Te nemen stappen:
(a) Herschrijf de alinea uit het bronfragment die begint met "Op 23 september 1916 richt" als een korte lijst en behoud daarbij de belangrijkste feiten.
(b) Bewerk een deel van het bronfragment: begin bij de woorden "Het is een moeizame" en stop na "of gewapend beton.". Vervang in dat deel "noodwoning" door "tijdelijke woning".

Bronfragment:
===

In afwachting van de gemeenteraadsverkiezingen wordt Dumont in 1919 door de gemeenteraadsleden gekozen als burgemeester van Wervik[307]). Hij wordt tijdens zijn korte ambtsperiode geconfronteerd met een moeilijke sociale en economische situatie (utinfra).
Vanuit het stadhuis, die momenteel gevestigd is in de Speldenstraat[308]), moet hij zorgen dat het dagelijkse leven terug op gang komt en dat de uitgeweken stadsgenoten een woonst en financiële steun toebedeeld krijgen.
De gemeenteraad houdt zich vooral bezig met het aanstellen van burgers voor de vacante functies in het onderwijs, de politie en de andere gemeentelijke instellingen.
C. De vluchtelingenproblematiek
a. Het Koning Albertfonds
Op 23 september 1916 richt de Belgische regering bij besluitwet het Koning Albertfonds of het K. A. F. op als openbare instelling. In februari kunnen de werkzaamheden van de organisatie van start gaan. De bevoegdheid van het K. A. F. bestaat in het oprichten van voorlopige woningen, de uitvoering van herstellingen en het verschaffen van materialen voor slachtoffers.
Na de oorlog wordt duidelijk dat Zuid‑West‑Vlaanderen herschapen is tot een maanlandschap. In totaal zijn in West‑Vlaanderen 65000 woningen geheel of gedeeltelijk verwoest.
De nood aan woningen is dus enorm maar het Albertfonds is eind 1918 nog niet meer dan een papieren organisatie zonder enige structuur.
Pas in februari 1919 komt er een financiële injectie. Drie maanden later plaatsen ze hun eerste barakken, namelijk 'Nissen Huts'[309]).
De gemeentes duiden de locaties aan terwijl het 'Hoog Koninklijke Commissaris' of de 'Dienst der Verwoeste Gewesten' de aanleg, de inplanting en de toewijzing op zich nemen.
Het is een moeizame operatie. Op 25 februari telt men 7721 aanvragen voor een noodwoning in Zuid‑West‑Vlaanderen terwijl het K. A. F. maar 1924 barakken geplaatst heeft in de regio.
Ondertussen schakelt het Albertfonds over van het bouwen van 'Nissen Huts' naar paviljoentjes uit hout of gewapend beton.
Zij worden overwegend op terreinen buiten de oorspronkelijke stadskern geplaatst.
De barakken lijken op straf- of soldatenkampen. De meeste elementaire voorzieningen ontbreken.
De privé-eigenaars van de gehuurde of opgeëiste terreinen eisen dat er geen verharde wegen worden aangelegd of leidingen voor drinkbaar water, sanitair of verlichting.
Wanneer de inwoners naar het stadscentrum moeten, dan moeten ze enkele kilometers wandelen.
Deze wijken zijn zeker geen ideaal oord voor de groei van nieuw sociaal en economisch leven[310]).

===

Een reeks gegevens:
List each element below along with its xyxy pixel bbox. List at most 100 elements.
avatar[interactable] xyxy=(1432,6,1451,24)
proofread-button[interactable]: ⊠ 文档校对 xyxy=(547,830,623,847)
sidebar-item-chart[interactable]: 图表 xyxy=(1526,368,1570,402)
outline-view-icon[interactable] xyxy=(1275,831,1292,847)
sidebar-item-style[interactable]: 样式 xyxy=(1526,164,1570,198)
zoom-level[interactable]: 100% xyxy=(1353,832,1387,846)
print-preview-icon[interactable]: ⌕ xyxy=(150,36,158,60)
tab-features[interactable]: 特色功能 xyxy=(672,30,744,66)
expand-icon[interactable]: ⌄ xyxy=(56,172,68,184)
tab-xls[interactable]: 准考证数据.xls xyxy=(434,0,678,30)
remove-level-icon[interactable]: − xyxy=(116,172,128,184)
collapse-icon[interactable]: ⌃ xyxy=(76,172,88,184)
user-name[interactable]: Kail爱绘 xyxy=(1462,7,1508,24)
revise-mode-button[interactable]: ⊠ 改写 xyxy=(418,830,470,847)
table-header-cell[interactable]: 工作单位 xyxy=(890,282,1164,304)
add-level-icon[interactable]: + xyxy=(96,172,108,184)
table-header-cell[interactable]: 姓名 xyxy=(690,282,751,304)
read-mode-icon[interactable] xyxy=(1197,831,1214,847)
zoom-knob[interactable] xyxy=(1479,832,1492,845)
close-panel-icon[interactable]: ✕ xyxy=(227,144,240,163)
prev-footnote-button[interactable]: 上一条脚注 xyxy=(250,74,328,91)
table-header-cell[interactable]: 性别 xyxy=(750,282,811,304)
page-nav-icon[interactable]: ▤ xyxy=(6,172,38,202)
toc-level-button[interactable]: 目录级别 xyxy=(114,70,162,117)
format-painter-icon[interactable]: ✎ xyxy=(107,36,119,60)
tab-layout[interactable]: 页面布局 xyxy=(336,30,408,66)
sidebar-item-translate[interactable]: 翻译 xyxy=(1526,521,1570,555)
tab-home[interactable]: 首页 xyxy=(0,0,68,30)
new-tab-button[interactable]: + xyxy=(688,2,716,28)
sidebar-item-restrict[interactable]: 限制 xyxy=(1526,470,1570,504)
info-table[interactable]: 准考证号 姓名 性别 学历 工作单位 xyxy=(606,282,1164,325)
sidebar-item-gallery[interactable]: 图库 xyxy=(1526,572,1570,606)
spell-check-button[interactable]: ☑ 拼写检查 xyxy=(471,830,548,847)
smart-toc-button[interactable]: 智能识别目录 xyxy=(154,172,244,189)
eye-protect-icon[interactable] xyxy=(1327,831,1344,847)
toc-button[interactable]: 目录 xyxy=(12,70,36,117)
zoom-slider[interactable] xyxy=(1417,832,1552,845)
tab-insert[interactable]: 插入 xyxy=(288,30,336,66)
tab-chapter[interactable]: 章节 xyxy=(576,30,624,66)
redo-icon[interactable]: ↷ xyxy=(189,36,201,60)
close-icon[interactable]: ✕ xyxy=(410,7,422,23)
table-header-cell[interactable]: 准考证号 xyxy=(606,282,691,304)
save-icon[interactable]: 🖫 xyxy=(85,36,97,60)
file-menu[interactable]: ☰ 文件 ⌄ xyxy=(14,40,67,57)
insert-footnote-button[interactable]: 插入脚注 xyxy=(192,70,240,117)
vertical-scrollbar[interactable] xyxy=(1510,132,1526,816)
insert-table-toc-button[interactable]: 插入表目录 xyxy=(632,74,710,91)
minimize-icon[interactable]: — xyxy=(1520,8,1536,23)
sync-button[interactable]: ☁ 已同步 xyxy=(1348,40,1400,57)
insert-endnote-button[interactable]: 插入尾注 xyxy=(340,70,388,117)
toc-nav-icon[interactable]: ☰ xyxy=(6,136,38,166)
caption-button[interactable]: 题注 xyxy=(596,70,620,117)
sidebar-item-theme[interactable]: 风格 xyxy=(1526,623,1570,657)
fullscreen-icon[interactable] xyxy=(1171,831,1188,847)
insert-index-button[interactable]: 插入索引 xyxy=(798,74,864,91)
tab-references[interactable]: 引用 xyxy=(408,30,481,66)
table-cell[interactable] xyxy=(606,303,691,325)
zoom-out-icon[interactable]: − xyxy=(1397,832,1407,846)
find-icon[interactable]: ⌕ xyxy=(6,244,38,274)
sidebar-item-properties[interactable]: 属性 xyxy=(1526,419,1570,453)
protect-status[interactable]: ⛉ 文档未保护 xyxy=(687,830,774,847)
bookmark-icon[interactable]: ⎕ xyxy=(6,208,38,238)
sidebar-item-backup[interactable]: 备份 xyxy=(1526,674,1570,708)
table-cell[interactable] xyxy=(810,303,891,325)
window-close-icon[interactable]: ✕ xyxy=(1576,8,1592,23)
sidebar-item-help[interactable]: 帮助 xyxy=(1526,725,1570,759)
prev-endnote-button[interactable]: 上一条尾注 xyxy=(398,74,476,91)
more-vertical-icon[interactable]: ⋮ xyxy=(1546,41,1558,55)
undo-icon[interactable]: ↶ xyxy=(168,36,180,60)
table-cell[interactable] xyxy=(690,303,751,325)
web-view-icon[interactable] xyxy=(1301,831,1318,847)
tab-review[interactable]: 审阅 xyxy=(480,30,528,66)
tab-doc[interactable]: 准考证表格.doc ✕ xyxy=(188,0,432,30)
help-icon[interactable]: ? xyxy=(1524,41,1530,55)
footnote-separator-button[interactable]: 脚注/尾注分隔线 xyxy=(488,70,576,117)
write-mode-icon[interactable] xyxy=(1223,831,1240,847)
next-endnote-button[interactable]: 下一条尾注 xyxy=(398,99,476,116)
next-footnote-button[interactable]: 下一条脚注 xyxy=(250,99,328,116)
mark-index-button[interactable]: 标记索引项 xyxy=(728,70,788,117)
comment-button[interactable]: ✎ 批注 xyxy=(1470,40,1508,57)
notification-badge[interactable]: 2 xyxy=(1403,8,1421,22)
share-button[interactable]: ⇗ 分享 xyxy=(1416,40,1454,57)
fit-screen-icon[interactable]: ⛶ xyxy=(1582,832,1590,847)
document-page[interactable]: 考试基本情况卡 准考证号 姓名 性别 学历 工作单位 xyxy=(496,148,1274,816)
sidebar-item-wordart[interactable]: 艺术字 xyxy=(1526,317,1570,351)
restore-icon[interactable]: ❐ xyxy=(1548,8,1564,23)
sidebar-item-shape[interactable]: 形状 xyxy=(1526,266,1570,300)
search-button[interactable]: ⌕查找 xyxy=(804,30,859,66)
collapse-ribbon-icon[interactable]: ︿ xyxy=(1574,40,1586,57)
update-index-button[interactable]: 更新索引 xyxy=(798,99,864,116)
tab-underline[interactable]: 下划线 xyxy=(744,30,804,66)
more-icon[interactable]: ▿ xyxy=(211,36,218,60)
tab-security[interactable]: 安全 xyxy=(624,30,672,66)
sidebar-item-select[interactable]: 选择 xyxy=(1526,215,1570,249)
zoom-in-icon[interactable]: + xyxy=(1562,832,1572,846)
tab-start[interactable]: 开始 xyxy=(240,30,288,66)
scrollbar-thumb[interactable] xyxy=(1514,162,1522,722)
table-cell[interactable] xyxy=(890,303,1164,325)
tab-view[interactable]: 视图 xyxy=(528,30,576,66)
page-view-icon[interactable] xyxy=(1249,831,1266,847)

===

Oplossingen per taak:
(a)
- Op 23 september 1916 richt de Belgische regering bij besluitwet het Koning Albertfonds (K. A. F.) op als openbare instelling.
- In februari gaan de werkzaamheden van start.
- Het K. A. F. is bevoegd om voorlopige woningen op te richten, herstellingen uit te voeren en materialen aan slachtoffers te verschaffen.

(b)
Het is een moeizame operatie. Op 25 februari telt men 7721 aanvragen voor een tijdelijke woning in Zuid‑West‑Vlaanderen terwijl het K. A. F. maar 1924 barakken geplaatst heeft in de regio.
Ondertussen schakelt het Albertfonds over van het bouwen van 'Nissen Huts' naar paviljoentjes uit hout of gewapend beton.